▶ **Task brief**: Search the entries below. Return every line that has "this" in it.

## START

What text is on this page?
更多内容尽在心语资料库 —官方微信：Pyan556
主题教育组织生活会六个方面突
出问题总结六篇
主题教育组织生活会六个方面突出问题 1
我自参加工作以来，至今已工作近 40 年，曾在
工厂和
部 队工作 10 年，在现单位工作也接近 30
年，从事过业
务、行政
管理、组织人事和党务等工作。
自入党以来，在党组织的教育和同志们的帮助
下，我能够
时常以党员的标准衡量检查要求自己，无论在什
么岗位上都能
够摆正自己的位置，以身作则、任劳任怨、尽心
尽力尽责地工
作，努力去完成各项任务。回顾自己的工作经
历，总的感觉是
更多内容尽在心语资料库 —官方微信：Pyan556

## END
## START

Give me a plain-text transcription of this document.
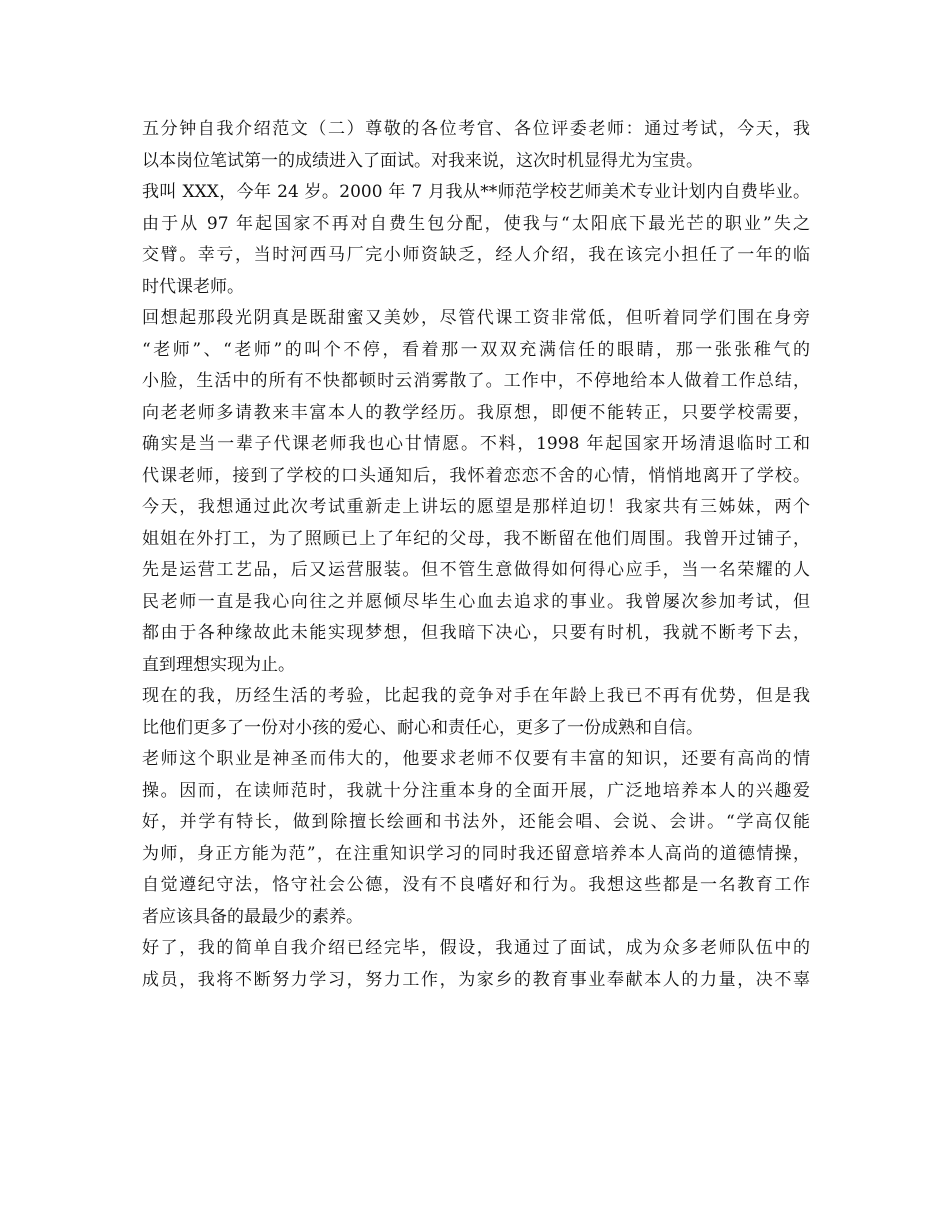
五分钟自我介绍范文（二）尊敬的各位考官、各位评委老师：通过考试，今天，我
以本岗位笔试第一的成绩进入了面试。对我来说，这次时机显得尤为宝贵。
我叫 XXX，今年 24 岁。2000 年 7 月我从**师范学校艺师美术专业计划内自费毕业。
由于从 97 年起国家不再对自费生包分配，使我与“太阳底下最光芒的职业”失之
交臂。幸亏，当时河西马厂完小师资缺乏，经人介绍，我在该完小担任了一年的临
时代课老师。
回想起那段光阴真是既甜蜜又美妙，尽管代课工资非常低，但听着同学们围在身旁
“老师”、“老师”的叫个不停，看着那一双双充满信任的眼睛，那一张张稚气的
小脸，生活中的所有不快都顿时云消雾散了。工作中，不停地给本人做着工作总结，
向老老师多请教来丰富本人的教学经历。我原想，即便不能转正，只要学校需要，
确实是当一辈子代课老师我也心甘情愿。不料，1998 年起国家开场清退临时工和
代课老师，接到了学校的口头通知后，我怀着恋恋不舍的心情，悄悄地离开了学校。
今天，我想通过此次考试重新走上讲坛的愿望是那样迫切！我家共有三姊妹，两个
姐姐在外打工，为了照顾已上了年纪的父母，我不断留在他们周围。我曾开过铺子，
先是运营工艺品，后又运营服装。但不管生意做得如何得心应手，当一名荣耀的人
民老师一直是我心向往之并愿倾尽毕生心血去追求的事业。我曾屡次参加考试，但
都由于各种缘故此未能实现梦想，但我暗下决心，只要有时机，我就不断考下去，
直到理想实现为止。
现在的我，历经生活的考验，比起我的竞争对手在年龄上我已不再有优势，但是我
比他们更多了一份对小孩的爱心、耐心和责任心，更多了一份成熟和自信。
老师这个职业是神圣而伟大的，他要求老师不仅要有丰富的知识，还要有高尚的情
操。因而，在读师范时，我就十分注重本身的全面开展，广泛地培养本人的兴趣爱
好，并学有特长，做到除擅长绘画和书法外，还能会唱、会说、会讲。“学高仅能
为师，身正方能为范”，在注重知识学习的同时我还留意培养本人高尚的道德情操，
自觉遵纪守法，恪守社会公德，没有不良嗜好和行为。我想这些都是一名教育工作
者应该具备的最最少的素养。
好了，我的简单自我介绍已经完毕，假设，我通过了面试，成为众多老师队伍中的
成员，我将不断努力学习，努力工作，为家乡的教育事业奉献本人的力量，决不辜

## END

▶ **Written answer**:
What text is on this page?
Give me a plain-text transcription of this document.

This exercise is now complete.